[Collected data]
____________
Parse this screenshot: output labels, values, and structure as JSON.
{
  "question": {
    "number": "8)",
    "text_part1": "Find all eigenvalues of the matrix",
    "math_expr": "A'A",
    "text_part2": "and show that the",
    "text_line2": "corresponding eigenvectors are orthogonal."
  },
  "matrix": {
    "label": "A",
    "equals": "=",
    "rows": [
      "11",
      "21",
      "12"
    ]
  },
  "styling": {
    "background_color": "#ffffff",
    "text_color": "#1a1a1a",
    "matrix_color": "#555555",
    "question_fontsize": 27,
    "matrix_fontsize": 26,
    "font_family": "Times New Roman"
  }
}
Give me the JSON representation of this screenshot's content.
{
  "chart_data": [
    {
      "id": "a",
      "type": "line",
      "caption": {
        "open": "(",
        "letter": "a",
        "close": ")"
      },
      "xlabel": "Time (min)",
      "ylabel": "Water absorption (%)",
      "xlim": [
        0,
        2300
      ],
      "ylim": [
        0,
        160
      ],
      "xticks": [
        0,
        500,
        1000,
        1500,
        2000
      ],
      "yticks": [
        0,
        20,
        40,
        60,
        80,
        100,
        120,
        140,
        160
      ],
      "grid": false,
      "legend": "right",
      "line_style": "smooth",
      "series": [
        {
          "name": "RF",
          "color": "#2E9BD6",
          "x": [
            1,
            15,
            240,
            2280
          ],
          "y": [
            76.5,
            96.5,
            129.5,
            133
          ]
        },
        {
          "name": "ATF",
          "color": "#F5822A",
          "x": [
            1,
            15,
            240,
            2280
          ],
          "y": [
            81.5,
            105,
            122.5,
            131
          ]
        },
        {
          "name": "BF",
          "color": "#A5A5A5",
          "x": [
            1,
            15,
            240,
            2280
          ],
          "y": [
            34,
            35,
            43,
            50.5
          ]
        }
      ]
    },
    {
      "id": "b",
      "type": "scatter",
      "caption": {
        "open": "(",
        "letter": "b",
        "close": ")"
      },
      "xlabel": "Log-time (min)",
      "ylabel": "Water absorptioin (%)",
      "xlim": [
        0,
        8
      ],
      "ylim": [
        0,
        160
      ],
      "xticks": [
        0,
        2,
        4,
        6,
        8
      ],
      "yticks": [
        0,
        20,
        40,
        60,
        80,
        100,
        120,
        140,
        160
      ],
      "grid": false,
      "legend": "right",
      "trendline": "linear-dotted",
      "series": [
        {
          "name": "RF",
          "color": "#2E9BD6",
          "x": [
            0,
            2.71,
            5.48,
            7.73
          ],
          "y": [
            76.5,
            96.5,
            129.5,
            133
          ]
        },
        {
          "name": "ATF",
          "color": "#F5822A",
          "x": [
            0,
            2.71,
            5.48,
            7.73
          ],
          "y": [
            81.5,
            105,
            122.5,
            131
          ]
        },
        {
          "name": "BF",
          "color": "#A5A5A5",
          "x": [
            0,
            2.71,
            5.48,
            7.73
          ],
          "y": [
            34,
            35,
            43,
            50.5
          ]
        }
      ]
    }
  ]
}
____________
## The problem
In the entries above, find each line with the word "JSON" and show it.

## Response to the task
Parse this screenshot: output labels, values, and structure as JSON.
Give me the JSON representation of this screenshot's content.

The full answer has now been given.